**What you need to do**. Reproduce every line of the records below, character for character, without changing or leaving out anything.

**Records to use**.

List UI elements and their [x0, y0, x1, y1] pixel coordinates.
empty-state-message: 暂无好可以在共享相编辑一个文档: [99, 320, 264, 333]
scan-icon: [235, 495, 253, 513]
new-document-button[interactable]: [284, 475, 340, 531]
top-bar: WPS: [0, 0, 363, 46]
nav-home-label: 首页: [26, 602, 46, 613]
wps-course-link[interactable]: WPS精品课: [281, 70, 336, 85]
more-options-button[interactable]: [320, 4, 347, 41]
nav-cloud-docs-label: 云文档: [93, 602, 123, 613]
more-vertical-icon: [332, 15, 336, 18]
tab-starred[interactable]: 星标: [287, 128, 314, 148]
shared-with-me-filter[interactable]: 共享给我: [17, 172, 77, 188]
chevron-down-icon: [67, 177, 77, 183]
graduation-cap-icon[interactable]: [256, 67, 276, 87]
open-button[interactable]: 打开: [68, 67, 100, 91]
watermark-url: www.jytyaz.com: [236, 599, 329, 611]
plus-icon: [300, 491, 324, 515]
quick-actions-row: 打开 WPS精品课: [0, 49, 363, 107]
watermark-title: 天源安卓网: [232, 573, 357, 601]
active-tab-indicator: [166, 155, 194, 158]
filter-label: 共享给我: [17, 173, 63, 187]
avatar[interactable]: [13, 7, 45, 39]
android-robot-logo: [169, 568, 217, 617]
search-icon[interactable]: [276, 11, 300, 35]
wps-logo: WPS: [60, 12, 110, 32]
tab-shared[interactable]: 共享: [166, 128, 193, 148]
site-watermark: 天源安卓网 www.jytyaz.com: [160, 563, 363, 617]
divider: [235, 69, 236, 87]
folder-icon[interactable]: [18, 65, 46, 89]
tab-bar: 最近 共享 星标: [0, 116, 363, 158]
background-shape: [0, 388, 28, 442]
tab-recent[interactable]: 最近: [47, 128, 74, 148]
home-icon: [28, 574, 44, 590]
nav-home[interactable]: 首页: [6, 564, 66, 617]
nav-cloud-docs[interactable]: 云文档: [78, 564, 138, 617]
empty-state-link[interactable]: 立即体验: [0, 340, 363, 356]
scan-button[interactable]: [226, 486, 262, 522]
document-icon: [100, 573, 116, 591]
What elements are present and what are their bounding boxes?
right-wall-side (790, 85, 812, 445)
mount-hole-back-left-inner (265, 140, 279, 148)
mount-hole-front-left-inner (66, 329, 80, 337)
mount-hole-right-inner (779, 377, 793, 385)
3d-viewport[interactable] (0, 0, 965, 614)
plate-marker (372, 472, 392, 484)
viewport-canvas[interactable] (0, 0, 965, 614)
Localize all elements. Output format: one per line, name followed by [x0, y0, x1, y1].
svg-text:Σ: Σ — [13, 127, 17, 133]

**Result of this task**.
List UI elements and their [x0, y0, x1, y1] pixel coordinates.
empty-state-message: 暂无好可以在共享相编辑一个文档: [99, 320, 264, 333]
scan-icon: [235, 495, 253, 513]
new-document-button[interactable]: [284, 475, 340, 531]
top-bar: WPS: [0, 0, 363, 46]
nav-home-label: 首页: [26, 602, 46, 613]
wps-course-link[interactable]: WPS精品课: [281, 70, 336, 85]
more-options-button[interactable]: [320, 4, 347, 41]
nav-cloud-docs-label: 云文档: [93, 602, 123, 613]
more-vertical-icon: [332, 15, 336, 18]
tab-starred[interactable]: 星标: [287, 128, 314, 148]
shared-with-me-filter[interactable]: 共享给我: [17, 172, 77, 188]
chevron-down-icon: [67, 177, 77, 183]
graduation-cap-icon[interactable]: [256, 67, 276, 87]
open-button[interactable]: 打开: [68, 67, 100, 91]
watermark-url: www.jytyaz.com: [236, 599, 329, 611]
plus-icon: [300, 491, 324, 515]
quick-actions-row: 打开 WPS精品课: [0, 49, 363, 107]
watermark-title: 天源安卓网: [232, 573, 357, 601]
active-tab-indicator: [166, 155, 194, 158]
filter-label: 共享给我: [17, 173, 63, 187]
avatar[interactable]: [13, 7, 45, 39]
android-robot-logo: [169, 568, 217, 617]
search-icon[interactable]: [276, 11, 300, 35]
wps-logo: WPS: [60, 12, 110, 32]
tab-shared[interactable]: 共享: [166, 128, 193, 148]
site-watermark: 天源安卓网 www.jytyaz.com: [160, 563, 363, 617]
divider: [235, 69, 236, 87]
folder-icon[interactable]: [18, 65, 46, 89]
tab-bar: 最近 共享 星标: [0, 116, 363, 158]
background-shape: [0, 388, 28, 442]
tab-recent[interactable]: 最近: [47, 128, 74, 148]
home-icon: [28, 574, 44, 590]
nav-home[interactable]: 首页: [6, 564, 66, 617]
nav-cloud-docs[interactable]: 云文档: [78, 564, 138, 617]
empty-state-link[interactable]: 立即体验: [0, 340, 363, 356]
scan-button[interactable]: [226, 486, 262, 522]
document-icon: [100, 573, 116, 591]
What elements are present and what are their bounding boxes?
right-wall-side (790, 85, 812, 445)
mount-hole-back-left-inner (265, 140, 279, 148)
mount-hole-front-left-inner (66, 329, 80, 337)
mount-hole-right-inner (779, 377, 793, 385)
3d-viewport[interactable] (0, 0, 965, 614)
plate-marker (372, 472, 392, 484)
viewport-canvas[interactable] (0, 0, 965, 614)
Localize all elements. Output format: one per line, name followed by [x0, y0, x1, y1].
svg-text:Σ: Σ — [13, 127, 17, 133]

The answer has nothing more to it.